---------- Input data ----------
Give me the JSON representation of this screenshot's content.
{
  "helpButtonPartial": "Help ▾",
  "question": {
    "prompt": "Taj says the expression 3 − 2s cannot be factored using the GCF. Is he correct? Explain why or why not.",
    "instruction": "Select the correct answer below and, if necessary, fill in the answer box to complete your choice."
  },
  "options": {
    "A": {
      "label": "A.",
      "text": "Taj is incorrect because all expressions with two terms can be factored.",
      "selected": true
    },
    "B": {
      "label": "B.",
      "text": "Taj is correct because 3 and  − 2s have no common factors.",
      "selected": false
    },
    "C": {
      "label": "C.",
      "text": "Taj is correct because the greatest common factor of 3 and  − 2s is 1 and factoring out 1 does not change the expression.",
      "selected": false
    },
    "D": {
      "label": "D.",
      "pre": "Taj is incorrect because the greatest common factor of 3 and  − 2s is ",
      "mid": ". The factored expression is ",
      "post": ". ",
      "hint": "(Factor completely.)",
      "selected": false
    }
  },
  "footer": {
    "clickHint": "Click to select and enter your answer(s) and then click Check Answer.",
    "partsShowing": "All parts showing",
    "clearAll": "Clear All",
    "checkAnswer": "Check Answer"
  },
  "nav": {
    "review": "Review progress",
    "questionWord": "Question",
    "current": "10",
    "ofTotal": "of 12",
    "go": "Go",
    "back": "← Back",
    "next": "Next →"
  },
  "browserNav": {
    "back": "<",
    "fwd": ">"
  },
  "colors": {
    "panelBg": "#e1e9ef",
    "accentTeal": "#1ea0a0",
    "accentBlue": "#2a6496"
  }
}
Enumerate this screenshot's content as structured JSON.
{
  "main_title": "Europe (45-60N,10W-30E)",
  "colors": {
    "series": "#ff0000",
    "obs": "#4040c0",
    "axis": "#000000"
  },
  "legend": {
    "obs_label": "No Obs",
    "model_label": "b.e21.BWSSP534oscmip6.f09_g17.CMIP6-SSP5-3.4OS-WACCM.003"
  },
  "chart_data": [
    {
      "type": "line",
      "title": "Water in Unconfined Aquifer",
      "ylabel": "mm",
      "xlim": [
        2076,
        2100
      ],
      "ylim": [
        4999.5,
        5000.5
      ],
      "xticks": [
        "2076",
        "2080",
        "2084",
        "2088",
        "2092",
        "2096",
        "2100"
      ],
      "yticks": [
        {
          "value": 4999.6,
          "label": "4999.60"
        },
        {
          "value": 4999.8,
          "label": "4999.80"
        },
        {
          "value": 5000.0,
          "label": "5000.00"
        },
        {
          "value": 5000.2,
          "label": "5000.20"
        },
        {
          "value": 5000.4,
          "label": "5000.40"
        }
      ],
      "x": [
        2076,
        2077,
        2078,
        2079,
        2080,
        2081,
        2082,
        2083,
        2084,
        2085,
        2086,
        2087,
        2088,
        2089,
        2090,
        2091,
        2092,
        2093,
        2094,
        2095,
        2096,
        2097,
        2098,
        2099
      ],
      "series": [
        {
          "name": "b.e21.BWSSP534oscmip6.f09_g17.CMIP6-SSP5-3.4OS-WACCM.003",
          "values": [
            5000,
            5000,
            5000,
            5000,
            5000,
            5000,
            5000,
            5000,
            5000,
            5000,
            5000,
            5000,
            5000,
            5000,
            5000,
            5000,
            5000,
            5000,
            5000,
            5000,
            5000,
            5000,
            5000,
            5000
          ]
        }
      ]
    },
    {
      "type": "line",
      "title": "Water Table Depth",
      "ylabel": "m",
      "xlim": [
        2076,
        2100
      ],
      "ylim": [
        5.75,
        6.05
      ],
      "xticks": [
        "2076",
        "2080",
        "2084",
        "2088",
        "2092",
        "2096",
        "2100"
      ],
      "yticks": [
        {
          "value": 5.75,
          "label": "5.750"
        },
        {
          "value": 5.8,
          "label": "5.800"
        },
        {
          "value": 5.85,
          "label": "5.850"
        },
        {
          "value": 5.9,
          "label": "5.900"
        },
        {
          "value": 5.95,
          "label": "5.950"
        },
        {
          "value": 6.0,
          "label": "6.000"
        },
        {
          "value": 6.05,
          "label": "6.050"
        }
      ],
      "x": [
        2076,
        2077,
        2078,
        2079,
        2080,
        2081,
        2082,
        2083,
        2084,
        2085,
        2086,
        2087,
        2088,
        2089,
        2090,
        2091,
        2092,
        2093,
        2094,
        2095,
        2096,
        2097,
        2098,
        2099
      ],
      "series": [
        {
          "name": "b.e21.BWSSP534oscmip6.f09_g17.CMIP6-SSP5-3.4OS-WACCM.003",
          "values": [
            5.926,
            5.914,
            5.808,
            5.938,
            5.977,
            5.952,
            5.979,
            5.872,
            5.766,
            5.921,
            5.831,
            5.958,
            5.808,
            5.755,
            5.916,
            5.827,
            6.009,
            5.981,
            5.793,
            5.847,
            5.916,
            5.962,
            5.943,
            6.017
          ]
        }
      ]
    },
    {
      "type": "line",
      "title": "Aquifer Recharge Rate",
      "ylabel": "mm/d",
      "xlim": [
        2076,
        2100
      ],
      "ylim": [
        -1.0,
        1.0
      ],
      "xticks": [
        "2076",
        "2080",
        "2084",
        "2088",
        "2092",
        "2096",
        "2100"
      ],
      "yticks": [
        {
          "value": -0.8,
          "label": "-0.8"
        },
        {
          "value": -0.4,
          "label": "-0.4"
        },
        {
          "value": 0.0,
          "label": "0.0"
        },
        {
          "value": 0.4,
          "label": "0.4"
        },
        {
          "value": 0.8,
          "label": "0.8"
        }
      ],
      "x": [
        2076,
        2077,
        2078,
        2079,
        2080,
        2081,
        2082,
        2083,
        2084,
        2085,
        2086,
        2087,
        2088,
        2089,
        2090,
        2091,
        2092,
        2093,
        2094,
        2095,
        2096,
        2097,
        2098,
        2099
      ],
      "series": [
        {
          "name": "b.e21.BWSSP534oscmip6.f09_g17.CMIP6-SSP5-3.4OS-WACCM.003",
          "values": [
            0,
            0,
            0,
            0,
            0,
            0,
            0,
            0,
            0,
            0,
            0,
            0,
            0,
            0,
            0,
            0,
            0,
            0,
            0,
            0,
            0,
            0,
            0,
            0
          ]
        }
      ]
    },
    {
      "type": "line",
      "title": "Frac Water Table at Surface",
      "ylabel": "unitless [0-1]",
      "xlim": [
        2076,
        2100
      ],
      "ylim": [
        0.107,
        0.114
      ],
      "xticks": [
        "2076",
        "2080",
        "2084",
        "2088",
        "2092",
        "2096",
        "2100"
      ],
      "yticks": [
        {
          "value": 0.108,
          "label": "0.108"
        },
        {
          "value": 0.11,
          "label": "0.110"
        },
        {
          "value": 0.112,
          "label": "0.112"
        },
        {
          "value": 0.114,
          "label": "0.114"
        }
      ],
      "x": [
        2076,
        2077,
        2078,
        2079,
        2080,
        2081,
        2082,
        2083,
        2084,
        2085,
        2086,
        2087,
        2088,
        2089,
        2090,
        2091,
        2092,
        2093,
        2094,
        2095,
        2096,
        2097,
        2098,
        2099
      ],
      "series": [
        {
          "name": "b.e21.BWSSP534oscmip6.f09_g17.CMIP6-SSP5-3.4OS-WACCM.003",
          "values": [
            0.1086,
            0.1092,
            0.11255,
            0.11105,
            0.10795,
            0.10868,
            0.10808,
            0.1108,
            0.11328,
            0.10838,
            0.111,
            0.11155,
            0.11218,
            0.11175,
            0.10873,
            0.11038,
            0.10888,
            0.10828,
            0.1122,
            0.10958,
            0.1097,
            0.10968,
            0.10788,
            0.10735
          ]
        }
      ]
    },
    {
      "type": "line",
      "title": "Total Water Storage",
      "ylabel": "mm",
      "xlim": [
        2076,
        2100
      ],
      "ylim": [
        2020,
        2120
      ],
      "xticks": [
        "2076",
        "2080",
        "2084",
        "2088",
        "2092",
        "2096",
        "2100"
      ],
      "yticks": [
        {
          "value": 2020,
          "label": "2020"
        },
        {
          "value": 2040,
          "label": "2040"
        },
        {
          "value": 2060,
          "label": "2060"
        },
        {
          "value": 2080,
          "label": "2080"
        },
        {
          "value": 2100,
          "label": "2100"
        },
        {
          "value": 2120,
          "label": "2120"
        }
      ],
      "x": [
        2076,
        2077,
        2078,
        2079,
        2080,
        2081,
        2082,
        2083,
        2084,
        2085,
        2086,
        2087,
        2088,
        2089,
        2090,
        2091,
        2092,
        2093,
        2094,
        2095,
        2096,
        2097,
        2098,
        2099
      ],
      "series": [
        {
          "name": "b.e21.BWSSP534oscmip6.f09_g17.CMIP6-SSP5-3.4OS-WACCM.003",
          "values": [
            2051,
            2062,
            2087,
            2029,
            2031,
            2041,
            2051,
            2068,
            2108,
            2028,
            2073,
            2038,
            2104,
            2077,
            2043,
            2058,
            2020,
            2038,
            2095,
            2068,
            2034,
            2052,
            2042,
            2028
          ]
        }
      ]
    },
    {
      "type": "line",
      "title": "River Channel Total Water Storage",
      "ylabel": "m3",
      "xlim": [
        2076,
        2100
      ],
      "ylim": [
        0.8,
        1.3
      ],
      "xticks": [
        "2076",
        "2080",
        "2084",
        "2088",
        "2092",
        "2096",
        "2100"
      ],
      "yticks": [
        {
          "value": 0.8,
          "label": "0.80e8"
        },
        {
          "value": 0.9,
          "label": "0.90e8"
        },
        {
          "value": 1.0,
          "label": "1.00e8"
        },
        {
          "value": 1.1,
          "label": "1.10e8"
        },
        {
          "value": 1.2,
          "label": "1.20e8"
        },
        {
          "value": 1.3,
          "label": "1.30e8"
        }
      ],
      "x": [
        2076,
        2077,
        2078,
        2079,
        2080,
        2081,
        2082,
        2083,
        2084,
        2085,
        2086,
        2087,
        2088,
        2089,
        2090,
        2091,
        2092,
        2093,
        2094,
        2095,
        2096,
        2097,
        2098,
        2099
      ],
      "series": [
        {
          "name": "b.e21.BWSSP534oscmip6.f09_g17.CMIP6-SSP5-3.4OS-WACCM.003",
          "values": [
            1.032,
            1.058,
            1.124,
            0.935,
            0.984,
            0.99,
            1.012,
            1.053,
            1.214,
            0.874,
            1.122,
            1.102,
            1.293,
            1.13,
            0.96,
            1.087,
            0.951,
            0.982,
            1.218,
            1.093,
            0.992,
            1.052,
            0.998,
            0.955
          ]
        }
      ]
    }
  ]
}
----------
=== Task objective ===
Each line that holds the word "Table" is to be copied.

=== Response to this exercise ===
      "title": "Water Table Depth",
      "title": "Frac Water Table at Surface",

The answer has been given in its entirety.